Collect every line below that contains the word "minutes".
Start AVAILABLE DATA
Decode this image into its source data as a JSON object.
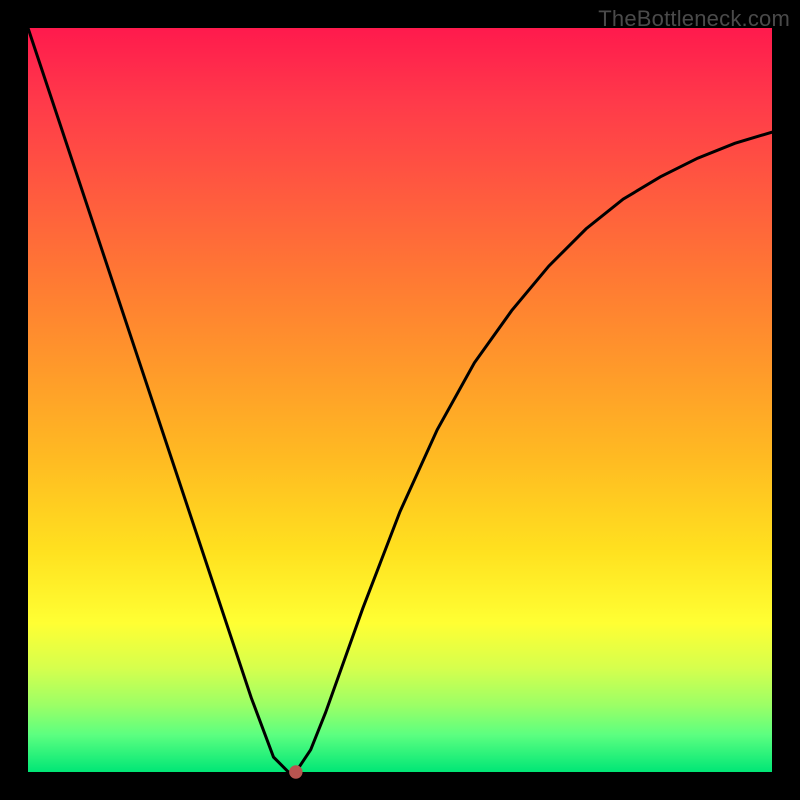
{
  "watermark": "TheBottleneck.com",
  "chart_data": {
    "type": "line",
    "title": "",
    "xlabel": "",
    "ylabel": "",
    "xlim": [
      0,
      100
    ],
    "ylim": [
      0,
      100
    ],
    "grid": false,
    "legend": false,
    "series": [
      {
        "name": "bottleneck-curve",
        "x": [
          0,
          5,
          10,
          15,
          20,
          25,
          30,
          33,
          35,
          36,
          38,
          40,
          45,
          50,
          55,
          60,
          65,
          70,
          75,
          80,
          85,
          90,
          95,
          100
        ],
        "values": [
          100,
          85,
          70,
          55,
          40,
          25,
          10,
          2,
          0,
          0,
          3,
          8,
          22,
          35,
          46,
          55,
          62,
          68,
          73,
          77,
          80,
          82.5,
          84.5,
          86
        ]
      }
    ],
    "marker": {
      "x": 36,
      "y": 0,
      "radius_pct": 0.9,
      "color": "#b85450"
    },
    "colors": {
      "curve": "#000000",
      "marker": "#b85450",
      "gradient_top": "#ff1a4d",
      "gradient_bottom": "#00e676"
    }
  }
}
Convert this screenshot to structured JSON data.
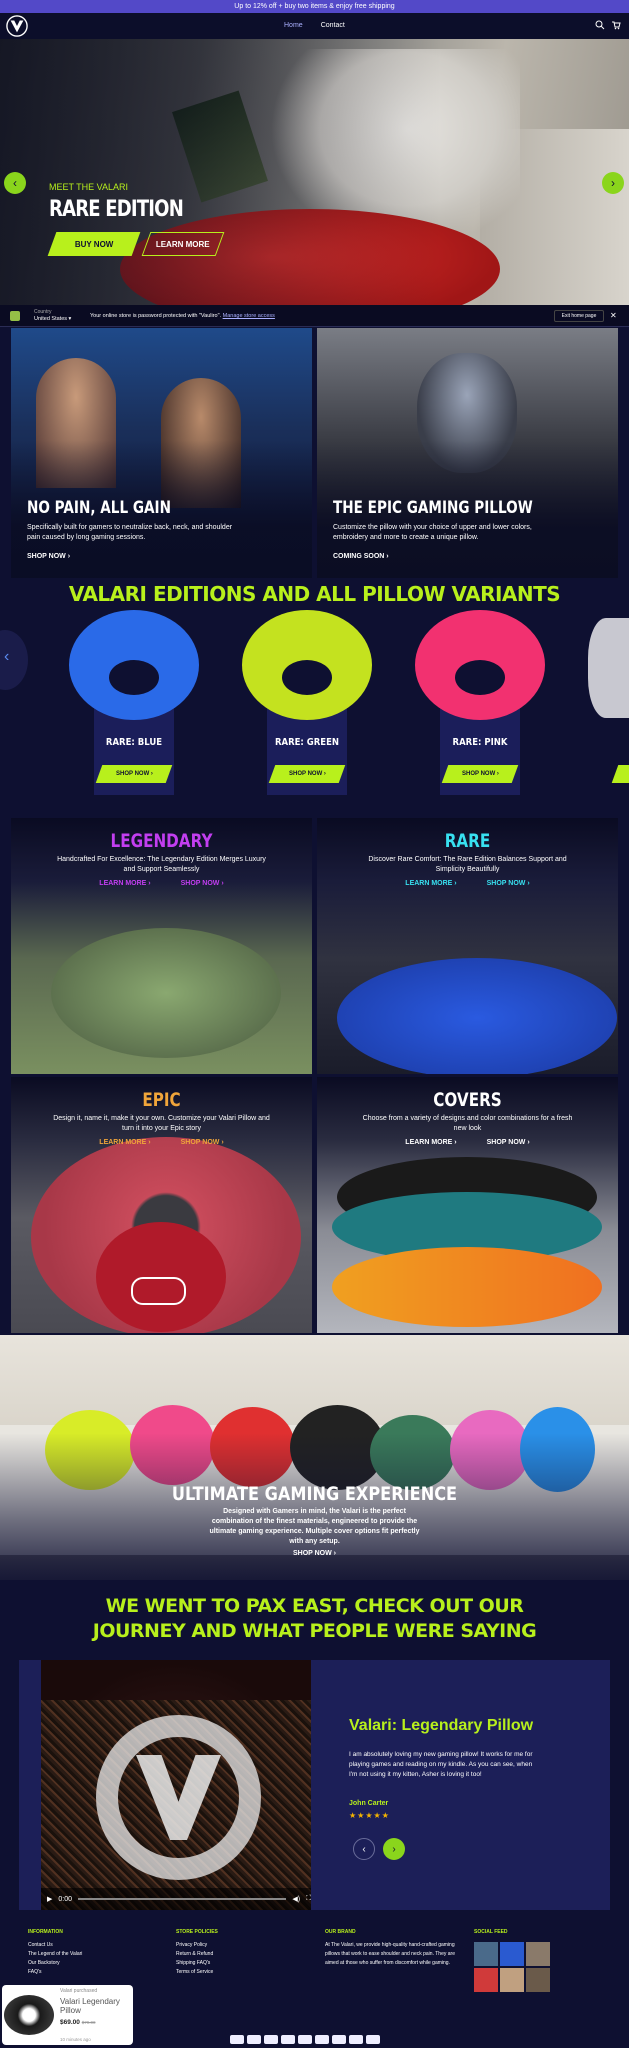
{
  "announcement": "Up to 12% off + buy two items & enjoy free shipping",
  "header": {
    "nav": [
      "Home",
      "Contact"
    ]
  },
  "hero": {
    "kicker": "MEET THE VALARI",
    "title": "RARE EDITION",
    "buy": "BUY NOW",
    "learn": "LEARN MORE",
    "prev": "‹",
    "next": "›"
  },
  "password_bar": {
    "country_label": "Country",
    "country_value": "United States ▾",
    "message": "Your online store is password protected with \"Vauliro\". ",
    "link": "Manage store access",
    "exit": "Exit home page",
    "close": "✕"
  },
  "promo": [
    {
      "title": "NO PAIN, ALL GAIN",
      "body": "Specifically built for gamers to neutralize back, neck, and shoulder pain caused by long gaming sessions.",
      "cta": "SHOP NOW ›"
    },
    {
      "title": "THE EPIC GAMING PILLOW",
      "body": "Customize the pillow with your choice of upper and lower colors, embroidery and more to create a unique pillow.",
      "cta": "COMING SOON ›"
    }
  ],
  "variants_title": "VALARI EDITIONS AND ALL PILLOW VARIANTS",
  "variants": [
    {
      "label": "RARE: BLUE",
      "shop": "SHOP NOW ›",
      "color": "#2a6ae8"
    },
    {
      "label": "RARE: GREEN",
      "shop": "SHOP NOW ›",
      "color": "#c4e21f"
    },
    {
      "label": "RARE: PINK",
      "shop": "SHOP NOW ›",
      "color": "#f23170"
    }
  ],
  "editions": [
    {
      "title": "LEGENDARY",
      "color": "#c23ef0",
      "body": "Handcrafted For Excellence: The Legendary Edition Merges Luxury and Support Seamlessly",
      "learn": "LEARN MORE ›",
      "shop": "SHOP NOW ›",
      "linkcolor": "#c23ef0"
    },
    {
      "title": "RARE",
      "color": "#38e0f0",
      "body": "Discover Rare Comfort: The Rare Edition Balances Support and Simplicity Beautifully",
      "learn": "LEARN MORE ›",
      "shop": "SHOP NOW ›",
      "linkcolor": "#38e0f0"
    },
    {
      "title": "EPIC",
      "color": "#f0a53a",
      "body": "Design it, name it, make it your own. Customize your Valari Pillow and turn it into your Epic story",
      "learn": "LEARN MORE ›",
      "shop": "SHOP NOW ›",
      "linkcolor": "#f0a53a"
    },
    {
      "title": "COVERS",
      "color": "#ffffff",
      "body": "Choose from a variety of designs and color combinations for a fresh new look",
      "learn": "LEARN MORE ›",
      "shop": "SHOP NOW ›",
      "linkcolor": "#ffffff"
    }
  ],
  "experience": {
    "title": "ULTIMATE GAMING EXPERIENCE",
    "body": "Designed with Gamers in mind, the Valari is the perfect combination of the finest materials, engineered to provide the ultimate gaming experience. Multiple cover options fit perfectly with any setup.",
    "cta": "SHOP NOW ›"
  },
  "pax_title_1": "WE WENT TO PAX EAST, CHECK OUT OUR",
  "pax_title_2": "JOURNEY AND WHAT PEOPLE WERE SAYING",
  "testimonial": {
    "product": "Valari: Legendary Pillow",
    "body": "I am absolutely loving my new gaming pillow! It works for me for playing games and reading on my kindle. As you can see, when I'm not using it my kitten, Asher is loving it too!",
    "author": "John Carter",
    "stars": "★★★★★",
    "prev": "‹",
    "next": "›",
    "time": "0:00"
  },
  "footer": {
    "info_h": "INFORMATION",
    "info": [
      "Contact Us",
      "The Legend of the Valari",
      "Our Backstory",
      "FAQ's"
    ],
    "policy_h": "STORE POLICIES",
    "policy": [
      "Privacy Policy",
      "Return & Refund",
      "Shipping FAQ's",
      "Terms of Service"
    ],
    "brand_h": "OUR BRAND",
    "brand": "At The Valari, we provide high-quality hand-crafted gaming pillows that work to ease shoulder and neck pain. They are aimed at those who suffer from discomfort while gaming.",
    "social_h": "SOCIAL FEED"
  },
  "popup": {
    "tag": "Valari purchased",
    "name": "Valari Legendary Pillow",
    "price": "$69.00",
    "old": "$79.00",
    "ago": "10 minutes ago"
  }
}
End AVAILABLE DATA
Start AVAILABLE DATA
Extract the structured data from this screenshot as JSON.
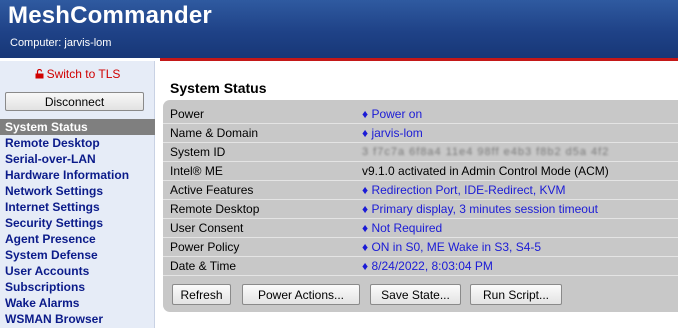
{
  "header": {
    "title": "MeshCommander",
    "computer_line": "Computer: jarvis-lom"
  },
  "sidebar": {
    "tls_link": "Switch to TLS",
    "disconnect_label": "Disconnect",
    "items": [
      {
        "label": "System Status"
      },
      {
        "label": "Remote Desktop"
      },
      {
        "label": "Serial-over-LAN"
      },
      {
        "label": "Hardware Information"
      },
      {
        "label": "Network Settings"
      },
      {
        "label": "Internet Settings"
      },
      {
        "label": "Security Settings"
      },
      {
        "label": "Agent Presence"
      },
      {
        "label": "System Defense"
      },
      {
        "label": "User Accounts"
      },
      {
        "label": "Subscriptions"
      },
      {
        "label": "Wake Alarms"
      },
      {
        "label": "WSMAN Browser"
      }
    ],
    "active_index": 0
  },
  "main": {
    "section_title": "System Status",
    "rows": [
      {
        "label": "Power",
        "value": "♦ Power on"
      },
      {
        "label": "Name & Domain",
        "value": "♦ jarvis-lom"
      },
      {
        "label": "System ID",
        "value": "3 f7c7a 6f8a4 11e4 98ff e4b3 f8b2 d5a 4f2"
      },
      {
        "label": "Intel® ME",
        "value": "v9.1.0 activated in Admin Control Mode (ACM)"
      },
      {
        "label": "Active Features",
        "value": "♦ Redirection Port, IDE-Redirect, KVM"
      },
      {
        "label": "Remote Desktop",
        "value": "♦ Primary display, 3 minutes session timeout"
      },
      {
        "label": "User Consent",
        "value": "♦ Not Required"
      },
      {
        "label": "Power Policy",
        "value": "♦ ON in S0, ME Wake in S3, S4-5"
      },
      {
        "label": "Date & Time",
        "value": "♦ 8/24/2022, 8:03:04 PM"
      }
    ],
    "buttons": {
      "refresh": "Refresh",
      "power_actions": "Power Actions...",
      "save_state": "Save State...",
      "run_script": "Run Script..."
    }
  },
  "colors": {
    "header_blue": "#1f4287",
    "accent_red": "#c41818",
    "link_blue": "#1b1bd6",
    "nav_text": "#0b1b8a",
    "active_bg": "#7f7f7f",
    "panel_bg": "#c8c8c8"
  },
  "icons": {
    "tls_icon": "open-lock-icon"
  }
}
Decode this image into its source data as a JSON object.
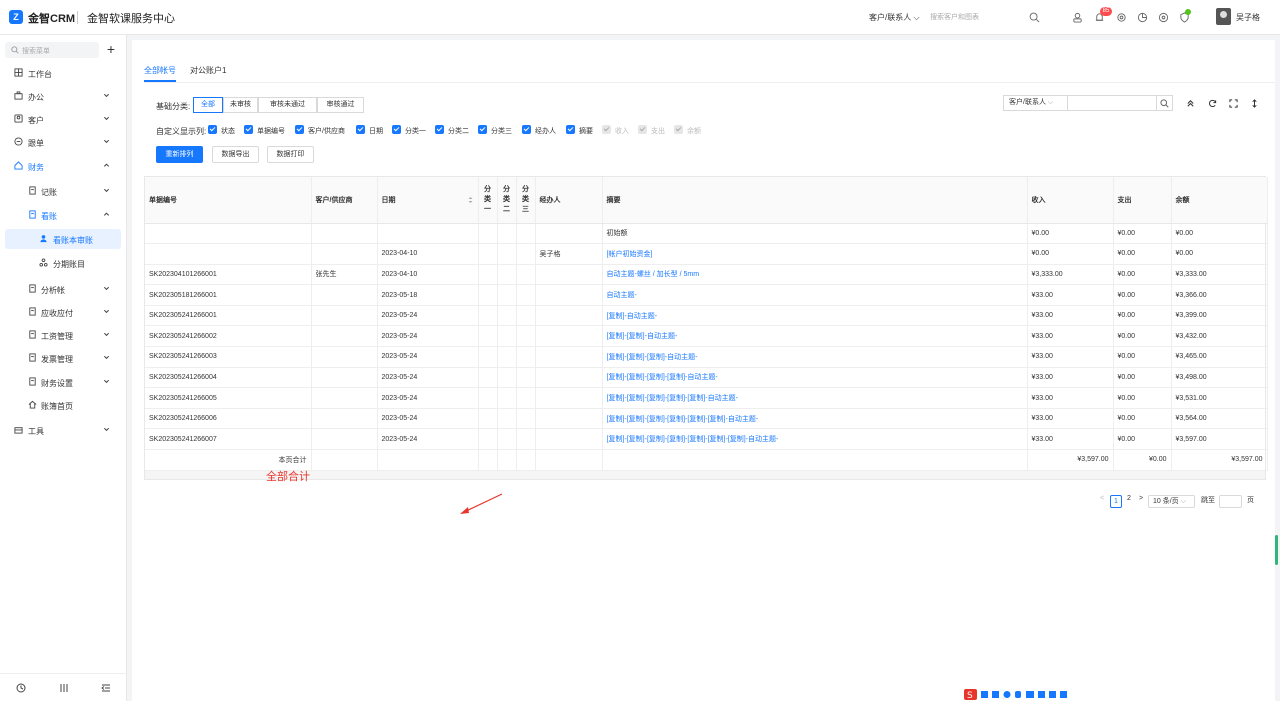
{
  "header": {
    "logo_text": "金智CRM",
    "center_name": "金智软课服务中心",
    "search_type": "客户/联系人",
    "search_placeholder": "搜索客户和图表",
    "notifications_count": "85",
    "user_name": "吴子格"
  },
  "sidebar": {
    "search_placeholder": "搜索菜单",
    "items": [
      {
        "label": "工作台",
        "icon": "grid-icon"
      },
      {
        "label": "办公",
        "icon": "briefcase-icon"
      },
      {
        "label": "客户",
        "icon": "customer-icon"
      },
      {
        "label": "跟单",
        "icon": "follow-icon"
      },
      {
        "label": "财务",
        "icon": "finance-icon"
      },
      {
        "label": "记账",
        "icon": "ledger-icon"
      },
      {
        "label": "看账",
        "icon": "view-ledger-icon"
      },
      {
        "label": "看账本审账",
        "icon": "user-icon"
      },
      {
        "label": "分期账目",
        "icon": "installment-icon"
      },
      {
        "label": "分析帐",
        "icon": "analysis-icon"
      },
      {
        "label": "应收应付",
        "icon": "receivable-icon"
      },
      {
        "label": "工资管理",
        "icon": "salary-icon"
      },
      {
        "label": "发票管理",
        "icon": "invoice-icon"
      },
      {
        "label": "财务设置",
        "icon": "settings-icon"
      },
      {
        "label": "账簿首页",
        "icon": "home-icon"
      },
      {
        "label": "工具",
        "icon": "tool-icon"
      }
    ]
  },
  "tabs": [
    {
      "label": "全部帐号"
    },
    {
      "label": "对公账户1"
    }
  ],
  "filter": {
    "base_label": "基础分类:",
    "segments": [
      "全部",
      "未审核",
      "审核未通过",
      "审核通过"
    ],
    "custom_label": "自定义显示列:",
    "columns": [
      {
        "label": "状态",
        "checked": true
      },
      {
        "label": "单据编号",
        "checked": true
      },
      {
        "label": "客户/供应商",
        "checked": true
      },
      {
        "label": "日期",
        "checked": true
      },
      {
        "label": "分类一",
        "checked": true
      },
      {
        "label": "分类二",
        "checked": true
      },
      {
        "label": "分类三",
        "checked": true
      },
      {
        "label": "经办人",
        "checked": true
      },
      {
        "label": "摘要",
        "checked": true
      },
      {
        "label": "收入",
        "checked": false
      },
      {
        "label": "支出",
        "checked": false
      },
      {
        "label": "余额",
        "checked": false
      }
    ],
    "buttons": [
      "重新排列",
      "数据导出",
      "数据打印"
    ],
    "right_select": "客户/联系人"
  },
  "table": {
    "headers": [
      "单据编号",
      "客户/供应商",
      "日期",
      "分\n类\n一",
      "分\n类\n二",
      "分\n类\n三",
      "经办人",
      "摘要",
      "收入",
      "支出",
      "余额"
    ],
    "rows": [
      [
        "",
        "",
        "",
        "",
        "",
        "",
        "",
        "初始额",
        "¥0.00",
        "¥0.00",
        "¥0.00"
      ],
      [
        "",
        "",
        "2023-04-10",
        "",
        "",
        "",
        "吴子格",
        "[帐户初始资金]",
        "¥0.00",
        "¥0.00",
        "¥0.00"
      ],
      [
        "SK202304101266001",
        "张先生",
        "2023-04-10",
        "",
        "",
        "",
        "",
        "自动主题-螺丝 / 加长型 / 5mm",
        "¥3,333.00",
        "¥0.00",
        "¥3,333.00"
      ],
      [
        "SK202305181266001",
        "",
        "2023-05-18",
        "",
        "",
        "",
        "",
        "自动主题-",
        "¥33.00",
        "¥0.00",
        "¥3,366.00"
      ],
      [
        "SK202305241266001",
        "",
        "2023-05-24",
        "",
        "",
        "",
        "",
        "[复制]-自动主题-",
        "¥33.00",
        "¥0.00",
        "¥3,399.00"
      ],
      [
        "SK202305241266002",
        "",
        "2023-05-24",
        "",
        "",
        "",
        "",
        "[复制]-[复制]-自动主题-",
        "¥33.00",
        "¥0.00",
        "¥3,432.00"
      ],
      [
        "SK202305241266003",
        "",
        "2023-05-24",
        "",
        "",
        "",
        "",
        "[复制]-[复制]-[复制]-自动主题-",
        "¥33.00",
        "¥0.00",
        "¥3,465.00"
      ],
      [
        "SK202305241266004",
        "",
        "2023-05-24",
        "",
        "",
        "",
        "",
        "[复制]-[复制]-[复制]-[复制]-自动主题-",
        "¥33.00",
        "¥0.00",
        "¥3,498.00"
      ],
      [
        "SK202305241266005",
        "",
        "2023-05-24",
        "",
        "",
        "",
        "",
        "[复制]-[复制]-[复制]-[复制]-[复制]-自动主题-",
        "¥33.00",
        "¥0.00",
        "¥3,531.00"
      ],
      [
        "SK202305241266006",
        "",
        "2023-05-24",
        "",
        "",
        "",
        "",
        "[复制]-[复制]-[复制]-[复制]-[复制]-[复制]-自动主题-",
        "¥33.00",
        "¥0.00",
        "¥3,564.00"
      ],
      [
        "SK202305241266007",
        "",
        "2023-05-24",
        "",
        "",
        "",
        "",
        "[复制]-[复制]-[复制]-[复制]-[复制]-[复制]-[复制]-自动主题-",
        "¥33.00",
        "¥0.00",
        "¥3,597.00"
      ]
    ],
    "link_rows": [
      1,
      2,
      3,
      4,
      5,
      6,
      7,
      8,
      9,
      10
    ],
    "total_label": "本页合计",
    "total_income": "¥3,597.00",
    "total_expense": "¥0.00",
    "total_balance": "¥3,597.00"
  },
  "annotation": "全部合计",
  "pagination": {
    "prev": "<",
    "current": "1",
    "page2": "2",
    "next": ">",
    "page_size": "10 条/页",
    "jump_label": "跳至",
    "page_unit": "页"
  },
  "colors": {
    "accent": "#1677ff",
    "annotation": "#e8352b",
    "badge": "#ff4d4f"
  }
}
End AVAILABLE DATA
Start AVAILABLE DATA
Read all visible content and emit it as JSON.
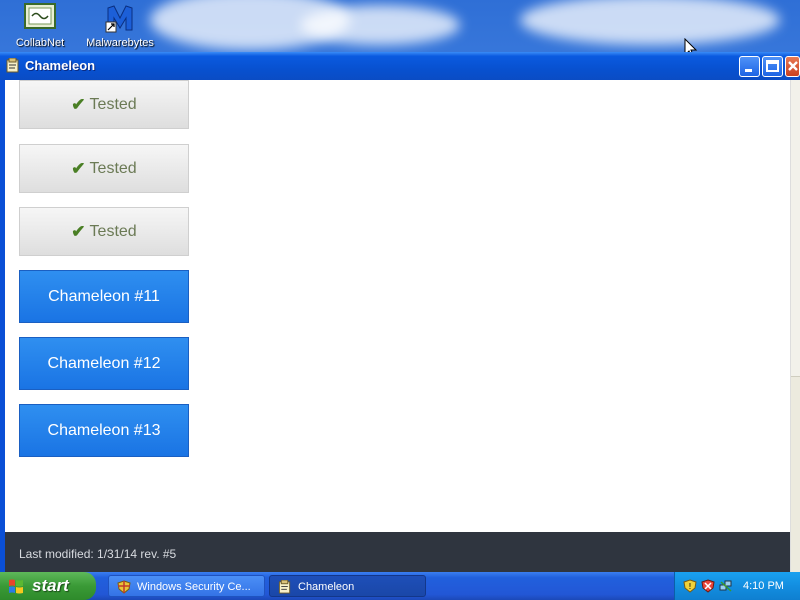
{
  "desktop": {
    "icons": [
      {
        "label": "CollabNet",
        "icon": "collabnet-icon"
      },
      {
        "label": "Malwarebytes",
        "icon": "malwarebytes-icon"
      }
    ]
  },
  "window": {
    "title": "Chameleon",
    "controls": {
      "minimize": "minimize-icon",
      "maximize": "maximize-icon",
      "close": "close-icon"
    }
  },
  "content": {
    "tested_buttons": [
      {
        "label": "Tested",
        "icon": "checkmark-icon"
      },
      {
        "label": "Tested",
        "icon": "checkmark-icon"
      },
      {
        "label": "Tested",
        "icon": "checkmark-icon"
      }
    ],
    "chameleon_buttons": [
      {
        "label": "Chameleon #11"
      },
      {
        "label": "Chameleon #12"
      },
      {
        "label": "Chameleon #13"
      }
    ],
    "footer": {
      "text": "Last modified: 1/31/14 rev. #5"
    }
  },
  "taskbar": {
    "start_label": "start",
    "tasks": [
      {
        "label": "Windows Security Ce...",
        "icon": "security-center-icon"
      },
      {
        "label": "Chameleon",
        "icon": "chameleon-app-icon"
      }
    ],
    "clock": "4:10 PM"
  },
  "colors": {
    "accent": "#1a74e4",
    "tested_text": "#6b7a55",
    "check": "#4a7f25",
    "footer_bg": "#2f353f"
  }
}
End AVAILABLE DATA
RESPONSE TO THE EXERCISE
    "ago": "10 minutes ago"
        "value": "♦ Primary display, 3 minutes session timeout"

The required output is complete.